[Items from a dataset]
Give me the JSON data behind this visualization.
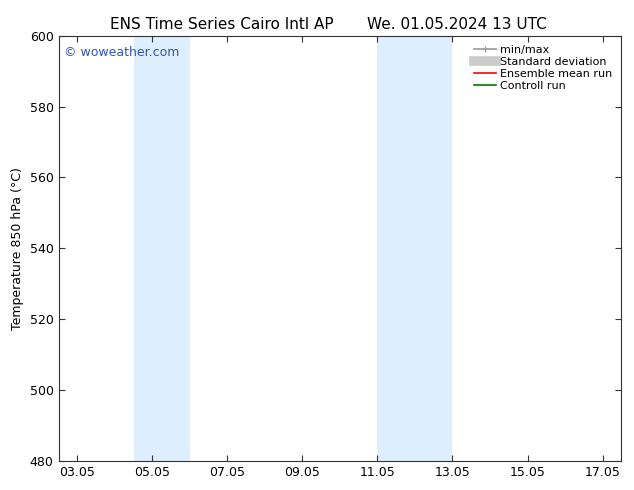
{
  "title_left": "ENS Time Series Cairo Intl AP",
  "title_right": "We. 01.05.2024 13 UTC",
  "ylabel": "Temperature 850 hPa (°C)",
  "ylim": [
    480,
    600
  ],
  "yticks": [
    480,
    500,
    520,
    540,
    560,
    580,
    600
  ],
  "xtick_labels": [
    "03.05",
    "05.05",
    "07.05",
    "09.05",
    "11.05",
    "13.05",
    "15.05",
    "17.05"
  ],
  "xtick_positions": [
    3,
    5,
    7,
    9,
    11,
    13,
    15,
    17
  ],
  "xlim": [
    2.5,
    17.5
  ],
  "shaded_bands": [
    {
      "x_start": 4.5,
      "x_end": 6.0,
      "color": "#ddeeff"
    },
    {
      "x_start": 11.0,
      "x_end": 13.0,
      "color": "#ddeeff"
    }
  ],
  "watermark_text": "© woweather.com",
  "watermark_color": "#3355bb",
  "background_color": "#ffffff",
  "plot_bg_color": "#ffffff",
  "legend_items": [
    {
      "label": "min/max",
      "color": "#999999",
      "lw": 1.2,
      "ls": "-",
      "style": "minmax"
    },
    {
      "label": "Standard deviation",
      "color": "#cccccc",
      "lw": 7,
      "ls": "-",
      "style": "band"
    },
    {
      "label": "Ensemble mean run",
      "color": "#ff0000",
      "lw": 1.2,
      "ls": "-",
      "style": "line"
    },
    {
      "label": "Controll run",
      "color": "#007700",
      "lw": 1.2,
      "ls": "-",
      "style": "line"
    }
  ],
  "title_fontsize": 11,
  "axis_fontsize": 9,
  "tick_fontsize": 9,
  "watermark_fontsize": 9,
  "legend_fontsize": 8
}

» **Short task**:
Omit every picture, then reproduce the rest of the listing exactly.

» **The response**:
Give me the JSON data behind this visualization.
{
  "title_left": "ENS Time Series Cairo Intl AP",
  "title_right": "We. 01.05.2024 13 UTC",
  "ylabel": "Temperature 850 hPa (°C)",
  "ylim": [
    480,
    600
  ],
  "yticks": [
    480,
    500,
    520,
    540,
    560,
    580,
    600
  ],
  "xtick_labels": [
    "03.05",
    "05.05",
    "07.05",
    "09.05",
    "11.05",
    "13.05",
    "15.05",
    "17.05"
  ],
  "xtick_positions": [
    3,
    5,
    7,
    9,
    11,
    13,
    15,
    17
  ],
  "xlim": [
    2.5,
    17.5
  ],
  "shaded_bands": [
    {
      "x_start": 4.5,
      "x_end": 6.0,
      "color": "#ddeeff"
    },
    {
      "x_start": 11.0,
      "x_end": 13.0,
      "color": "#ddeeff"
    }
  ],
  "watermark_text": "© woweather.com",
  "watermark_color": "#3355bb",
  "background_color": "#ffffff",
  "plot_bg_color": "#ffffff",
  "legend_items": [
    {
      "label": "min/max",
      "color": "#999999",
      "lw": 1.2,
      "ls": "-",
      "style": "minmax"
    },
    {
      "label": "Standard deviation",
      "color": "#cccccc",
      "lw": 7,
      "ls": "-",
      "style": "band"
    },
    {
      "label": "Ensemble mean run",
      "color": "#ff0000",
      "lw": 1.2,
      "ls": "-",
      "style": "line"
    },
    {
      "label": "Controll run",
      "color": "#007700",
      "lw": 1.2,
      "ls": "-",
      "style": "line"
    }
  ],
  "title_fontsize": 11,
  "axis_fontsize": 9,
  "tick_fontsize": 9,
  "watermark_fontsize": 9,
  "legend_fontsize": 8
}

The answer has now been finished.